■ **Work to do**: Skip the images. Copy the records exactly as written.

[Figure record listings]
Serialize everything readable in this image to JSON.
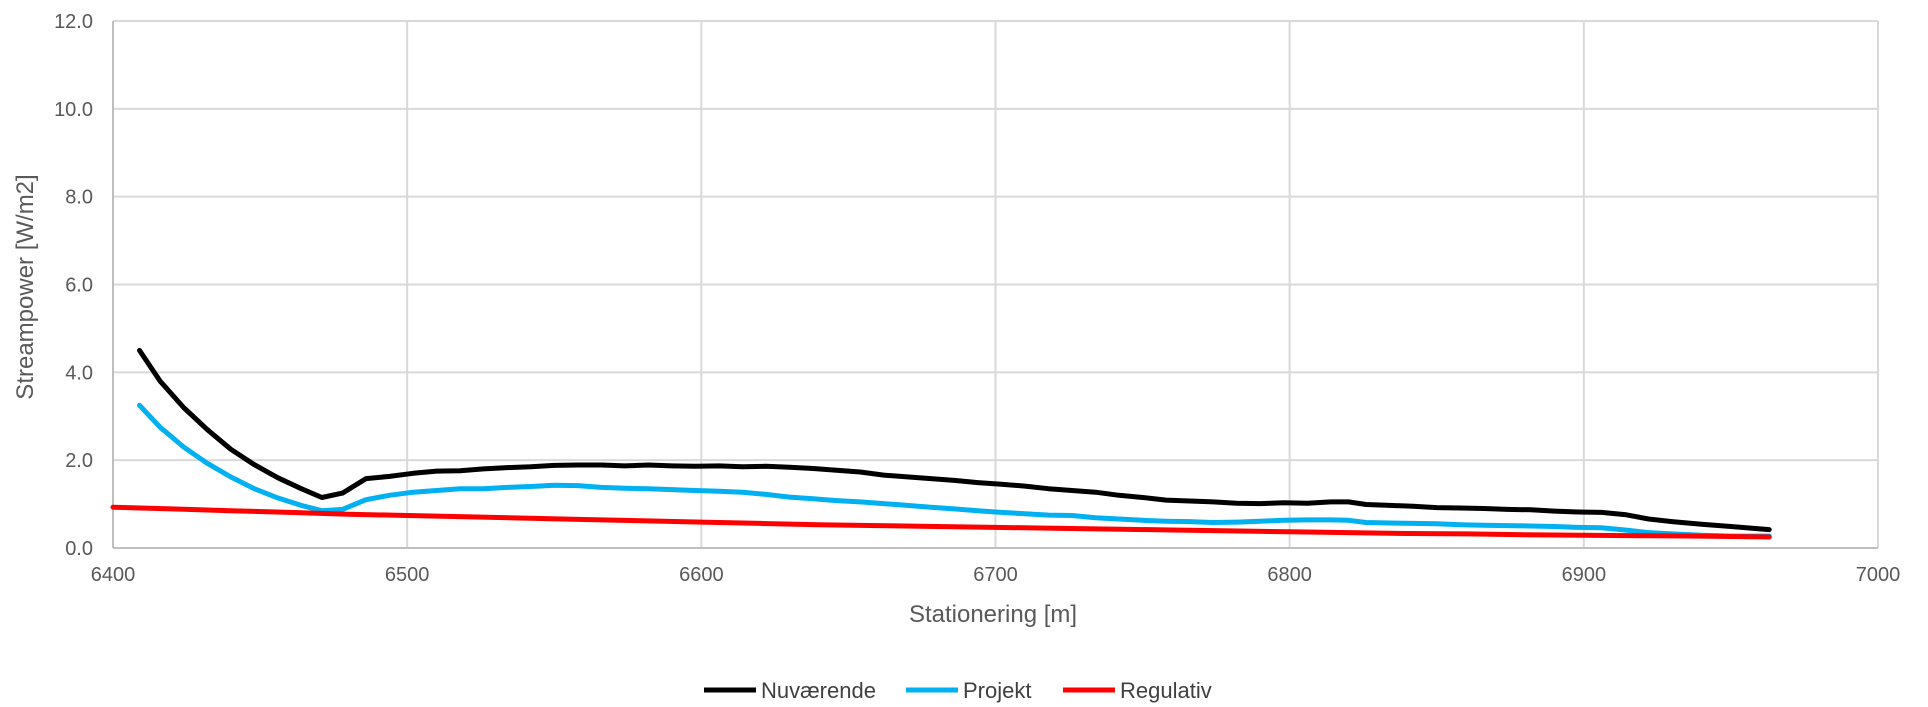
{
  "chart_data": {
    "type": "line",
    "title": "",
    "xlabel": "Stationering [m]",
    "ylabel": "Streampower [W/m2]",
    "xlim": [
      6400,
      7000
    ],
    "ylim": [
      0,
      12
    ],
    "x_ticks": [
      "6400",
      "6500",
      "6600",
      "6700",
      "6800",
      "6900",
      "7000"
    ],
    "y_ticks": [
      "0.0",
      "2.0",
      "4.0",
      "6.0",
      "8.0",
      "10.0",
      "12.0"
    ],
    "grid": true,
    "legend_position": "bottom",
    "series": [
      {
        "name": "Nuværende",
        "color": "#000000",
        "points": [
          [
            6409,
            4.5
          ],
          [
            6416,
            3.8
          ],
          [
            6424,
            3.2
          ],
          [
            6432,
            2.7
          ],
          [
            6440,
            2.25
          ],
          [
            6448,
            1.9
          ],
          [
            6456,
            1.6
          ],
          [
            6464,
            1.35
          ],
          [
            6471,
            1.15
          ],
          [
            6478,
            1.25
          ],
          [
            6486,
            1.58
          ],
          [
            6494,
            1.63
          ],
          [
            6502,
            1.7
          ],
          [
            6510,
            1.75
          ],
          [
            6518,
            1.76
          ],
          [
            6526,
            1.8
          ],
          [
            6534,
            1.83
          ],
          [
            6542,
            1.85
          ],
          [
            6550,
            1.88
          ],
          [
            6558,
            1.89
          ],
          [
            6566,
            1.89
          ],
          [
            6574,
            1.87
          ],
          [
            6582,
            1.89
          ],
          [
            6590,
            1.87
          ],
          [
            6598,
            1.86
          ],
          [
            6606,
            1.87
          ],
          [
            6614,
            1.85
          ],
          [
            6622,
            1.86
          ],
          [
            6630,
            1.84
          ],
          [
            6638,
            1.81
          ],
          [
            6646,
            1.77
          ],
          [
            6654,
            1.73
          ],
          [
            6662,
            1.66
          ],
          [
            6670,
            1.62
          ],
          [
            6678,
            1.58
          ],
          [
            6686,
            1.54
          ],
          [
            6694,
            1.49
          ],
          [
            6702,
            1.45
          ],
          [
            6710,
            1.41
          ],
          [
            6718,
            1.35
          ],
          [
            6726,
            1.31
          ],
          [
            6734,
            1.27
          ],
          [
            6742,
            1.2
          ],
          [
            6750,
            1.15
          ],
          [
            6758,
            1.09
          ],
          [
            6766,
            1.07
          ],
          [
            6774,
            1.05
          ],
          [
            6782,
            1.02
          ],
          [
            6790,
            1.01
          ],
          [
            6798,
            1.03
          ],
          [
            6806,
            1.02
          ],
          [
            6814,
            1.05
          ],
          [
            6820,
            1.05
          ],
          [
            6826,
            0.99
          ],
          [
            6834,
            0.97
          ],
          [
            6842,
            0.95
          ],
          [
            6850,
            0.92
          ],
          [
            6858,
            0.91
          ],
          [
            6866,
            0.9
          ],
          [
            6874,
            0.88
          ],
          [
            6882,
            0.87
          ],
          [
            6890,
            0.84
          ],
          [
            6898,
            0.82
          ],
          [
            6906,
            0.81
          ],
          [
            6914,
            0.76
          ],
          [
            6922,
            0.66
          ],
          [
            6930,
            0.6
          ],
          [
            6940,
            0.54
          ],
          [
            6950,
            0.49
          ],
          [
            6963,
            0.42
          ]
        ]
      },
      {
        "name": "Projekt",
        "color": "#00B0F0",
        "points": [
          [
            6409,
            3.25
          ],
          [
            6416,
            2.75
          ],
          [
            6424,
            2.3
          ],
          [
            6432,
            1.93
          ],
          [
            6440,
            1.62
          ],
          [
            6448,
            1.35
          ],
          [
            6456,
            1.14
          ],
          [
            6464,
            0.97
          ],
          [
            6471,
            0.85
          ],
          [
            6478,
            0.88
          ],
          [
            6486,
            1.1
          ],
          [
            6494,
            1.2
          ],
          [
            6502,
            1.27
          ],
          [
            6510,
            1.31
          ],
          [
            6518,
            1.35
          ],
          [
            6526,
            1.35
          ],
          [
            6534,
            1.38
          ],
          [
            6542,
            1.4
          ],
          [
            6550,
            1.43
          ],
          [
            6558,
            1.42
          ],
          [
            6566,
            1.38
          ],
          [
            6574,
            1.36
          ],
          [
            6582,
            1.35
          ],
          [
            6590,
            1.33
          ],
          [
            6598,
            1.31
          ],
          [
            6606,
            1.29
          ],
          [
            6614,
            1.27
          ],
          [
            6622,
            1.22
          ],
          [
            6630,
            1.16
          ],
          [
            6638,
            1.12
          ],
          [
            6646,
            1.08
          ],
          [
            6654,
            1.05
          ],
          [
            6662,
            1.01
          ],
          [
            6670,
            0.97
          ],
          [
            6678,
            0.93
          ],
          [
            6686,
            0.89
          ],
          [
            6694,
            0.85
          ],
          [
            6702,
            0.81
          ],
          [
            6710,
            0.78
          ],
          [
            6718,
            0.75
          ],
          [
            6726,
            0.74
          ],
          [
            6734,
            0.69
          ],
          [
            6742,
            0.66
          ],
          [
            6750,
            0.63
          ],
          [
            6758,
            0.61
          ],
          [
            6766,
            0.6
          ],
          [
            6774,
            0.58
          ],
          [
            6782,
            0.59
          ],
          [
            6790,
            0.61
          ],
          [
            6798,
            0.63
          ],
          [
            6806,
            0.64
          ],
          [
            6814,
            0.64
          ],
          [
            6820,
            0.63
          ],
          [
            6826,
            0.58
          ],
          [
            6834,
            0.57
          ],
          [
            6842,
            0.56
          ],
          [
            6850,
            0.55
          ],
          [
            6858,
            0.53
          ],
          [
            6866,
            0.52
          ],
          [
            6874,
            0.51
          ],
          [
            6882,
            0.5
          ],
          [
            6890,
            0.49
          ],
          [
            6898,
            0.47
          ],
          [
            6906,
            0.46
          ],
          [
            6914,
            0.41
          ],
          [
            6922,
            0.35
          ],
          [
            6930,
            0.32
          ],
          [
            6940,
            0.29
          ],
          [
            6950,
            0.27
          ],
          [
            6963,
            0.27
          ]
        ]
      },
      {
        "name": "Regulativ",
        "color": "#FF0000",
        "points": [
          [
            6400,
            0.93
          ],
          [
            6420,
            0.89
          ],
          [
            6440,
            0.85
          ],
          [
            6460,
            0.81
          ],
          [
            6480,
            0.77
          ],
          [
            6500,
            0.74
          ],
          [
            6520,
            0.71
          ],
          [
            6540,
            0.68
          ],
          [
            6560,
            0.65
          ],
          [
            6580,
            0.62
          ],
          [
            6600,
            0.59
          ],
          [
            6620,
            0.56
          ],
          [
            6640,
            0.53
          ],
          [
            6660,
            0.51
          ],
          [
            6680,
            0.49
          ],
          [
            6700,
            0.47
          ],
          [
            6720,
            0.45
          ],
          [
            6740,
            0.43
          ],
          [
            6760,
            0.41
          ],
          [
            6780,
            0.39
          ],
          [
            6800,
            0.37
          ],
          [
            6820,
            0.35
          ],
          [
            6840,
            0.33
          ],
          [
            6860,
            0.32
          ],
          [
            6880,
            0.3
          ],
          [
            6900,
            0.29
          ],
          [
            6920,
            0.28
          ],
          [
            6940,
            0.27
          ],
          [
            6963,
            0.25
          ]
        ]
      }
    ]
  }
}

■ **Result**:
Serialize everything readable in this image to JSON.
{
  "chart_data": {
    "type": "line",
    "title": "",
    "xlabel": "Stationering [m]",
    "ylabel": "Streampower [W/m2]",
    "xlim": [
      6400,
      7000
    ],
    "ylim": [
      0,
      12
    ],
    "x_ticks": [
      "6400",
      "6500",
      "6600",
      "6700",
      "6800",
      "6900",
      "7000"
    ],
    "y_ticks": [
      "0.0",
      "2.0",
      "4.0",
      "6.0",
      "8.0",
      "10.0",
      "12.0"
    ],
    "grid": true,
    "legend_position": "bottom",
    "series": [
      {
        "name": "Nuværende",
        "color": "#000000",
        "points": [
          [
            6409,
            4.5
          ],
          [
            6416,
            3.8
          ],
          [
            6424,
            3.2
          ],
          [
            6432,
            2.7
          ],
          [
            6440,
            2.25
          ],
          [
            6448,
            1.9
          ],
          [
            6456,
            1.6
          ],
          [
            6464,
            1.35
          ],
          [
            6471,
            1.15
          ],
          [
            6478,
            1.25
          ],
          [
            6486,
            1.58
          ],
          [
            6494,
            1.63
          ],
          [
            6502,
            1.7
          ],
          [
            6510,
            1.75
          ],
          [
            6518,
            1.76
          ],
          [
            6526,
            1.8
          ],
          [
            6534,
            1.83
          ],
          [
            6542,
            1.85
          ],
          [
            6550,
            1.88
          ],
          [
            6558,
            1.89
          ],
          [
            6566,
            1.89
          ],
          [
            6574,
            1.87
          ],
          [
            6582,
            1.89
          ],
          [
            6590,
            1.87
          ],
          [
            6598,
            1.86
          ],
          [
            6606,
            1.87
          ],
          [
            6614,
            1.85
          ],
          [
            6622,
            1.86
          ],
          [
            6630,
            1.84
          ],
          [
            6638,
            1.81
          ],
          [
            6646,
            1.77
          ],
          [
            6654,
            1.73
          ],
          [
            6662,
            1.66
          ],
          [
            6670,
            1.62
          ],
          [
            6678,
            1.58
          ],
          [
            6686,
            1.54
          ],
          [
            6694,
            1.49
          ],
          [
            6702,
            1.45
          ],
          [
            6710,
            1.41
          ],
          [
            6718,
            1.35
          ],
          [
            6726,
            1.31
          ],
          [
            6734,
            1.27
          ],
          [
            6742,
            1.2
          ],
          [
            6750,
            1.15
          ],
          [
            6758,
            1.09
          ],
          [
            6766,
            1.07
          ],
          [
            6774,
            1.05
          ],
          [
            6782,
            1.02
          ],
          [
            6790,
            1.01
          ],
          [
            6798,
            1.03
          ],
          [
            6806,
            1.02
          ],
          [
            6814,
            1.05
          ],
          [
            6820,
            1.05
          ],
          [
            6826,
            0.99
          ],
          [
            6834,
            0.97
          ],
          [
            6842,
            0.95
          ],
          [
            6850,
            0.92
          ],
          [
            6858,
            0.91
          ],
          [
            6866,
            0.9
          ],
          [
            6874,
            0.88
          ],
          [
            6882,
            0.87
          ],
          [
            6890,
            0.84
          ],
          [
            6898,
            0.82
          ],
          [
            6906,
            0.81
          ],
          [
            6914,
            0.76
          ],
          [
            6922,
            0.66
          ],
          [
            6930,
            0.6
          ],
          [
            6940,
            0.54
          ],
          [
            6950,
            0.49
          ],
          [
            6963,
            0.42
          ]
        ]
      },
      {
        "name": "Projekt",
        "color": "#00B0F0",
        "points": [
          [
            6409,
            3.25
          ],
          [
            6416,
            2.75
          ],
          [
            6424,
            2.3
          ],
          [
            6432,
            1.93
          ],
          [
            6440,
            1.62
          ],
          [
            6448,
            1.35
          ],
          [
            6456,
            1.14
          ],
          [
            6464,
            0.97
          ],
          [
            6471,
            0.85
          ],
          [
            6478,
            0.88
          ],
          [
            6486,
            1.1
          ],
          [
            6494,
            1.2
          ],
          [
            6502,
            1.27
          ],
          [
            6510,
            1.31
          ],
          [
            6518,
            1.35
          ],
          [
            6526,
            1.35
          ],
          [
            6534,
            1.38
          ],
          [
            6542,
            1.4
          ],
          [
            6550,
            1.43
          ],
          [
            6558,
            1.42
          ],
          [
            6566,
            1.38
          ],
          [
            6574,
            1.36
          ],
          [
            6582,
            1.35
          ],
          [
            6590,
            1.33
          ],
          [
            6598,
            1.31
          ],
          [
            6606,
            1.29
          ],
          [
            6614,
            1.27
          ],
          [
            6622,
            1.22
          ],
          [
            6630,
            1.16
          ],
          [
            6638,
            1.12
          ],
          [
            6646,
            1.08
          ],
          [
            6654,
            1.05
          ],
          [
            6662,
            1.01
          ],
          [
            6670,
            0.97
          ],
          [
            6678,
            0.93
          ],
          [
            6686,
            0.89
          ],
          [
            6694,
            0.85
          ],
          [
            6702,
            0.81
          ],
          [
            6710,
            0.78
          ],
          [
            6718,
            0.75
          ],
          [
            6726,
            0.74
          ],
          [
            6734,
            0.69
          ],
          [
            6742,
            0.66
          ],
          [
            6750,
            0.63
          ],
          [
            6758,
            0.61
          ],
          [
            6766,
            0.6
          ],
          [
            6774,
            0.58
          ],
          [
            6782,
            0.59
          ],
          [
            6790,
            0.61
          ],
          [
            6798,
            0.63
          ],
          [
            6806,
            0.64
          ],
          [
            6814,
            0.64
          ],
          [
            6820,
            0.63
          ],
          [
            6826,
            0.58
          ],
          [
            6834,
            0.57
          ],
          [
            6842,
            0.56
          ],
          [
            6850,
            0.55
          ],
          [
            6858,
            0.53
          ],
          [
            6866,
            0.52
          ],
          [
            6874,
            0.51
          ],
          [
            6882,
            0.5
          ],
          [
            6890,
            0.49
          ],
          [
            6898,
            0.47
          ],
          [
            6906,
            0.46
          ],
          [
            6914,
            0.41
          ],
          [
            6922,
            0.35
          ],
          [
            6930,
            0.32
          ],
          [
            6940,
            0.29
          ],
          [
            6950,
            0.27
          ],
          [
            6963,
            0.27
          ]
        ]
      },
      {
        "name": "Regulativ",
        "color": "#FF0000",
        "points": [
          [
            6400,
            0.93
          ],
          [
            6420,
            0.89
          ],
          [
            6440,
            0.85
          ],
          [
            6460,
            0.81
          ],
          [
            6480,
            0.77
          ],
          [
            6500,
            0.74
          ],
          [
            6520,
            0.71
          ],
          [
            6540,
            0.68
          ],
          [
            6560,
            0.65
          ],
          [
            6580,
            0.62
          ],
          [
            6600,
            0.59
          ],
          [
            6620,
            0.56
          ],
          [
            6640,
            0.53
          ],
          [
            6660,
            0.51
          ],
          [
            6680,
            0.49
          ],
          [
            6700,
            0.47
          ],
          [
            6720,
            0.45
          ],
          [
            6740,
            0.43
          ],
          [
            6760,
            0.41
          ],
          [
            6780,
            0.39
          ],
          [
            6800,
            0.37
          ],
          [
            6820,
            0.35
          ],
          [
            6840,
            0.33
          ],
          [
            6860,
            0.32
          ],
          [
            6880,
            0.3
          ],
          [
            6900,
            0.29
          ],
          [
            6920,
            0.28
          ],
          [
            6940,
            0.27
          ],
          [
            6963,
            0.25
          ]
        ]
      }
    ]
  }
}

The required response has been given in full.